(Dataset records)
+---+

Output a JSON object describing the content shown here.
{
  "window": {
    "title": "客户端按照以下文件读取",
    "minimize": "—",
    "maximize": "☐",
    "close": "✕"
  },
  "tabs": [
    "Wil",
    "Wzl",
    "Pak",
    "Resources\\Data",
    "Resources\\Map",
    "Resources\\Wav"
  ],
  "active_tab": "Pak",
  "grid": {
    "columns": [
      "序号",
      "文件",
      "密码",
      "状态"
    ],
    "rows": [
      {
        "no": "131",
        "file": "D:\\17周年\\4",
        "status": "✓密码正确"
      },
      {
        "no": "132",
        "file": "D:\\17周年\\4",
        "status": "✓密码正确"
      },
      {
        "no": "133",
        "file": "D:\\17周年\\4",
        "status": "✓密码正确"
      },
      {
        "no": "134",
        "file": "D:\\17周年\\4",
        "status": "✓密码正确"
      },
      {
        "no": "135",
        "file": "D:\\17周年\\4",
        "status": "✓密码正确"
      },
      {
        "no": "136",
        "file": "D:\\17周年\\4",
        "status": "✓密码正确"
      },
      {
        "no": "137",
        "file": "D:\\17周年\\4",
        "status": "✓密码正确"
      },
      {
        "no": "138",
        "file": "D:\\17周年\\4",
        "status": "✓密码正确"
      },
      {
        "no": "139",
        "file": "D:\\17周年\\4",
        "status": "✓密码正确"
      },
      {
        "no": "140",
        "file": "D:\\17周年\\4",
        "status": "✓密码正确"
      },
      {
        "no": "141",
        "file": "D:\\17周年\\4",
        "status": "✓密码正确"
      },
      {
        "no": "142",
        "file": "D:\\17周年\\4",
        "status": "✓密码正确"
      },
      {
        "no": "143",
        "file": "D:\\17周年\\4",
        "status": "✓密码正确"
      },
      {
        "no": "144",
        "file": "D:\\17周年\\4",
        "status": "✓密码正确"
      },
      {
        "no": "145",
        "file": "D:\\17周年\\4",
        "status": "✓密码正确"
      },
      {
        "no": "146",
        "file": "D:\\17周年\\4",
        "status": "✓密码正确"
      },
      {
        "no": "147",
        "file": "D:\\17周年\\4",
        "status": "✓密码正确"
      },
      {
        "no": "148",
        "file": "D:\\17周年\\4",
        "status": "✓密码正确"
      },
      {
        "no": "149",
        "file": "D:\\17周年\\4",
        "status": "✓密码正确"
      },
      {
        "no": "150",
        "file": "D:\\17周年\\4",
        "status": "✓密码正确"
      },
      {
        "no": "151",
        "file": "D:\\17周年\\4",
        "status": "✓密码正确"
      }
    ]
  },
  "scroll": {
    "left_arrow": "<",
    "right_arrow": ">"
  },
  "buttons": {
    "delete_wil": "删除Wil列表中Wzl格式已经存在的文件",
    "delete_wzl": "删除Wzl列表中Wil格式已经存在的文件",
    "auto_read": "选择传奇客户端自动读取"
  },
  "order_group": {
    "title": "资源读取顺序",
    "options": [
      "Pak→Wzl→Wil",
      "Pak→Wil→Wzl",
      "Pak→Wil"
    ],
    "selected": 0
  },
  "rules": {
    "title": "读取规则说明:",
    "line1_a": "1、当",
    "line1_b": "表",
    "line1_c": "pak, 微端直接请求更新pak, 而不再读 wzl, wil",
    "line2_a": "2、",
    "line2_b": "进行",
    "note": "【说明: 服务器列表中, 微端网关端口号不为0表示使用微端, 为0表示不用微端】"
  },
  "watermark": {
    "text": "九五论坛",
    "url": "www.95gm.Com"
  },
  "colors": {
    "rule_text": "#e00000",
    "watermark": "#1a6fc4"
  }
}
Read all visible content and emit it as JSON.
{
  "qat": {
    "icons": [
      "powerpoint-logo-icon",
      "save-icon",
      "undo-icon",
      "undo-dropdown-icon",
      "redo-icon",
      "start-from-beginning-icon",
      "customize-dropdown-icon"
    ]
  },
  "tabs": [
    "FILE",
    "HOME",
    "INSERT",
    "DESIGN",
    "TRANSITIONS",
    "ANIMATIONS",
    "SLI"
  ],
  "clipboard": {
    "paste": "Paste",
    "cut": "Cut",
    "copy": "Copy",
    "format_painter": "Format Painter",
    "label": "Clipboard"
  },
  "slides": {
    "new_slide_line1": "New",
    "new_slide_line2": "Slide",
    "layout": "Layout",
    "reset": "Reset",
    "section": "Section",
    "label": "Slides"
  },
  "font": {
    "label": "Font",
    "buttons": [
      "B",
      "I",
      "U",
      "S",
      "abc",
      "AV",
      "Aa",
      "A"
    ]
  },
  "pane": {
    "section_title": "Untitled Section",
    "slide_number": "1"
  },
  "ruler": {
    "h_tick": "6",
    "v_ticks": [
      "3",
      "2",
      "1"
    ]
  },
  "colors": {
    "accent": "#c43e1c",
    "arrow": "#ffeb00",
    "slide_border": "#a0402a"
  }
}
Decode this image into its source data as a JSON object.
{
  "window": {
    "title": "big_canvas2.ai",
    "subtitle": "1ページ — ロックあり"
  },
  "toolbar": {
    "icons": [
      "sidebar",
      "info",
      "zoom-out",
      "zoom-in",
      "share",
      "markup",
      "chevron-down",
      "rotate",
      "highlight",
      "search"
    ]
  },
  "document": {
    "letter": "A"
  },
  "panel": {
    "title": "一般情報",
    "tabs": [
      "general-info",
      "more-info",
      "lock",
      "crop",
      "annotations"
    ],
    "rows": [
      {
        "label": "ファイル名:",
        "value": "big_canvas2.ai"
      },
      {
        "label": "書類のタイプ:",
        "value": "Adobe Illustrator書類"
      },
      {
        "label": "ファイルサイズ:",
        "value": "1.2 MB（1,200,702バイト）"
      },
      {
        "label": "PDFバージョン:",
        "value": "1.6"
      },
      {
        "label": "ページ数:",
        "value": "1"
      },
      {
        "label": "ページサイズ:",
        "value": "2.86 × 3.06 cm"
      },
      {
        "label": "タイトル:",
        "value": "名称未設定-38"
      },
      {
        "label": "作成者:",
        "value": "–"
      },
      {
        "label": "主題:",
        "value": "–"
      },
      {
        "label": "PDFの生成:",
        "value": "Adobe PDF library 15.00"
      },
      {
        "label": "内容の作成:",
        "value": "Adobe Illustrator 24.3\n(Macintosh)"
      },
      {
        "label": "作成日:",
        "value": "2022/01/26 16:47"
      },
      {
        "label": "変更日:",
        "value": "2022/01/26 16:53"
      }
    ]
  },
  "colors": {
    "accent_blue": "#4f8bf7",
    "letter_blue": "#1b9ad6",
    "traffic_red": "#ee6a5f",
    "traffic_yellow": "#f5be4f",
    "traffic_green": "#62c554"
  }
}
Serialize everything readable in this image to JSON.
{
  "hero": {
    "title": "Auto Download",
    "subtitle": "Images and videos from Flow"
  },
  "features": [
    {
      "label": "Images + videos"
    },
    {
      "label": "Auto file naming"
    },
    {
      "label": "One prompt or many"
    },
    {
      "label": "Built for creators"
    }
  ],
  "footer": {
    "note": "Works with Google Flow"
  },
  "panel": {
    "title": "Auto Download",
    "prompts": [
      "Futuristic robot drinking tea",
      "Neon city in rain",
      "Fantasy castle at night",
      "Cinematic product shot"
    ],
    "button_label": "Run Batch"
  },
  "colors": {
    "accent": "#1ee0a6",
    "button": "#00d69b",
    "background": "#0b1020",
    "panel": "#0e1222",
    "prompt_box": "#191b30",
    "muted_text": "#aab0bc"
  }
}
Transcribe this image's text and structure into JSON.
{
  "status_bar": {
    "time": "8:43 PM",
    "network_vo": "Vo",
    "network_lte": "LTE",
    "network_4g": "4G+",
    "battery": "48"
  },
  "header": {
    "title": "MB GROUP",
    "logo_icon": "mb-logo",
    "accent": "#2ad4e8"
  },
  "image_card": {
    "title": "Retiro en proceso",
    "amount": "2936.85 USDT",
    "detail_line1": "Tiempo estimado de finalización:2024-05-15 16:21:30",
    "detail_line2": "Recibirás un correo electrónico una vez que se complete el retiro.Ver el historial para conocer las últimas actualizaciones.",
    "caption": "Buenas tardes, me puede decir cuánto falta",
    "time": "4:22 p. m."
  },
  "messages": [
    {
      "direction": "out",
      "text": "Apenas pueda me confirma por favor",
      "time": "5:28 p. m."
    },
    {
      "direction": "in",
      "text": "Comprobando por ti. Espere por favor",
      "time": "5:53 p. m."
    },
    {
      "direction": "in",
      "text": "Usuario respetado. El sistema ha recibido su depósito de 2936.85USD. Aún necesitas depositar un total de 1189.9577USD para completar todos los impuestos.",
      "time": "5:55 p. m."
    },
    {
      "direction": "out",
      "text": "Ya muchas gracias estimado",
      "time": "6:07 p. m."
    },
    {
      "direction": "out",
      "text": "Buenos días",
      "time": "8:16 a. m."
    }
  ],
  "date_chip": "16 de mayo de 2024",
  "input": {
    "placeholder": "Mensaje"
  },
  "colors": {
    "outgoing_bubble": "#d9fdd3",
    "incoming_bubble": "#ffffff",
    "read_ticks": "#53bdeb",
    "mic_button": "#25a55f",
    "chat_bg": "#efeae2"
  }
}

+---+

— INSTRUCTIONS FOR THE TASK —
From the entries, copy out each line containing the word "favor".

— RESULT OF THIS EXERCISE —
      "text": "Apenas pueda me confirma por favor",
      "text": "Comprobando por ti. Espere por favor",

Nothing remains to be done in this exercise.